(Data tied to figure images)
-- Begin --

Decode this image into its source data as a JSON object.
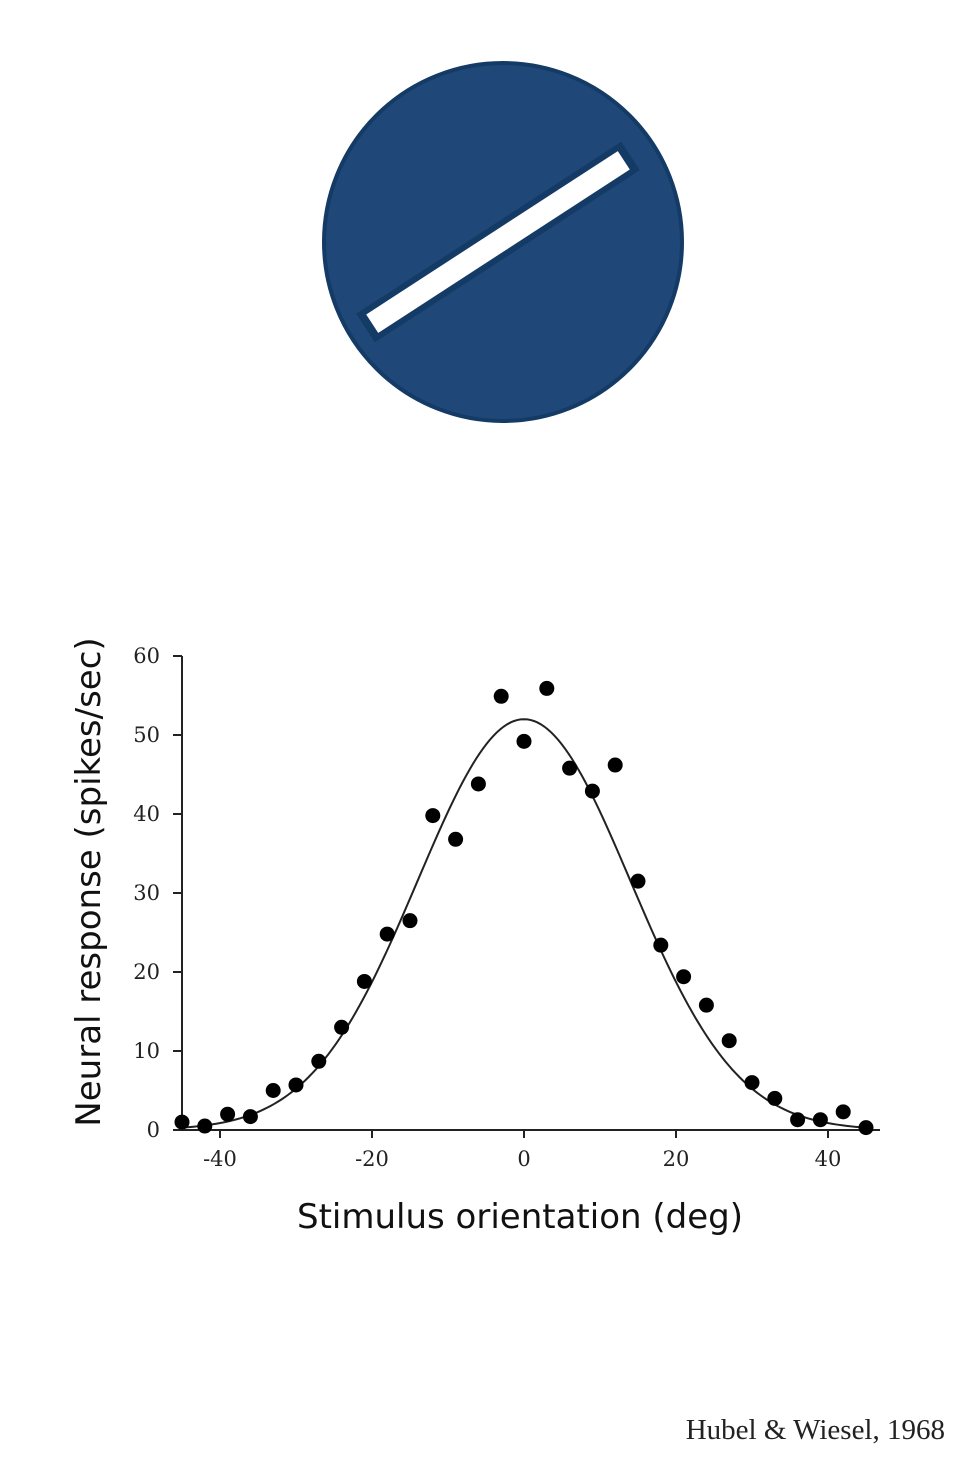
{
  "stimulus": {
    "fill_color": "#1f4777",
    "border_color": "#143a66",
    "bar_color": "#ffffff",
    "bar_orientation_deg": 33
  },
  "chart_data": {
    "type": "scatter",
    "xlabel": "Stimulus orientation (deg)",
    "ylabel": "Neural response (spikes/sec)",
    "xlim": [
      -45,
      45
    ],
    "ylim": [
      0,
      60
    ],
    "xticks": [
      -40,
      -20,
      0,
      20,
      40
    ],
    "yticks": [
      0,
      10,
      20,
      30,
      40,
      50,
      60
    ],
    "grid": false,
    "points": [
      {
        "x": -45,
        "y": 1
      },
      {
        "x": -42,
        "y": 0.5
      },
      {
        "x": -39,
        "y": 2
      },
      {
        "x": -36,
        "y": 1.7
      },
      {
        "x": -33,
        "y": 5
      },
      {
        "x": -30,
        "y": 5.7
      },
      {
        "x": -27,
        "y": 8.7
      },
      {
        "x": -24,
        "y": 13
      },
      {
        "x": -21,
        "y": 18.8
      },
      {
        "x": -18,
        "y": 24.8
      },
      {
        "x": -15,
        "y": 26.5
      },
      {
        "x": -12,
        "y": 39.8
      },
      {
        "x": -9,
        "y": 36.8
      },
      {
        "x": -6,
        "y": 43.8
      },
      {
        "x": -3,
        "y": 54.9
      },
      {
        "x": 0,
        "y": 49.2
      },
      {
        "x": 3,
        "y": 55.9
      },
      {
        "x": 6,
        "y": 45.8
      },
      {
        "x": 9,
        "y": 42.9
      },
      {
        "x": 12,
        "y": 46.2
      },
      {
        "x": 15,
        "y": 31.5
      },
      {
        "x": 18,
        "y": 23.4
      },
      {
        "x": 21,
        "y": 19.4
      },
      {
        "x": 24,
        "y": 15.8
      },
      {
        "x": 27,
        "y": 11.3
      },
      {
        "x": 30,
        "y": 6
      },
      {
        "x": 33,
        "y": 4
      },
      {
        "x": 36,
        "y": 1.3
      },
      {
        "x": 39,
        "y": 1.3
      },
      {
        "x": 42,
        "y": 2.3
      },
      {
        "x": 45,
        "y": 0.3
      }
    ],
    "fit": {
      "type": "gaussian",
      "amplitude": 52,
      "mean": 0,
      "sigma": 14
    }
  },
  "citation": "Hubel & Wiesel, 1968"
}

-- End --

**Required task**
Return the listing above unchanged, apart from dropping its pictures.

**Result**
Decode this image into its source data as a JSON object.
{
  "stimulus": {
    "fill_color": "#1f4777",
    "border_color": "#143a66",
    "bar_color": "#ffffff",
    "bar_orientation_deg": 33
  },
  "chart_data": {
    "type": "scatter",
    "xlabel": "Stimulus orientation (deg)",
    "ylabel": "Neural response (spikes/sec)",
    "xlim": [
      -45,
      45
    ],
    "ylim": [
      0,
      60
    ],
    "xticks": [
      -40,
      -20,
      0,
      20,
      40
    ],
    "yticks": [
      0,
      10,
      20,
      30,
      40,
      50,
      60
    ],
    "grid": false,
    "points": [
      {
        "x": -45,
        "y": 1
      },
      {
        "x": -42,
        "y": 0.5
      },
      {
        "x": -39,
        "y": 2
      },
      {
        "x": -36,
        "y": 1.7
      },
      {
        "x": -33,
        "y": 5
      },
      {
        "x": -30,
        "y": 5.7
      },
      {
        "x": -27,
        "y": 8.7
      },
      {
        "x": -24,
        "y": 13
      },
      {
        "x": -21,
        "y": 18.8
      },
      {
        "x": -18,
        "y": 24.8
      },
      {
        "x": -15,
        "y": 26.5
      },
      {
        "x": -12,
        "y": 39.8
      },
      {
        "x": -9,
        "y": 36.8
      },
      {
        "x": -6,
        "y": 43.8
      },
      {
        "x": -3,
        "y": 54.9
      },
      {
        "x": 0,
        "y": 49.2
      },
      {
        "x": 3,
        "y": 55.9
      },
      {
        "x": 6,
        "y": 45.8
      },
      {
        "x": 9,
        "y": 42.9
      },
      {
        "x": 12,
        "y": 46.2
      },
      {
        "x": 15,
        "y": 31.5
      },
      {
        "x": 18,
        "y": 23.4
      },
      {
        "x": 21,
        "y": 19.4
      },
      {
        "x": 24,
        "y": 15.8
      },
      {
        "x": 27,
        "y": 11.3
      },
      {
        "x": 30,
        "y": 6
      },
      {
        "x": 33,
        "y": 4
      },
      {
        "x": 36,
        "y": 1.3
      },
      {
        "x": 39,
        "y": 1.3
      },
      {
        "x": 42,
        "y": 2.3
      },
      {
        "x": 45,
        "y": 0.3
      }
    ],
    "fit": {
      "type": "gaussian",
      "amplitude": 52,
      "mean": 0,
      "sigma": 14
    }
  },
  "citation": "Hubel & Wiesel, 1968"
}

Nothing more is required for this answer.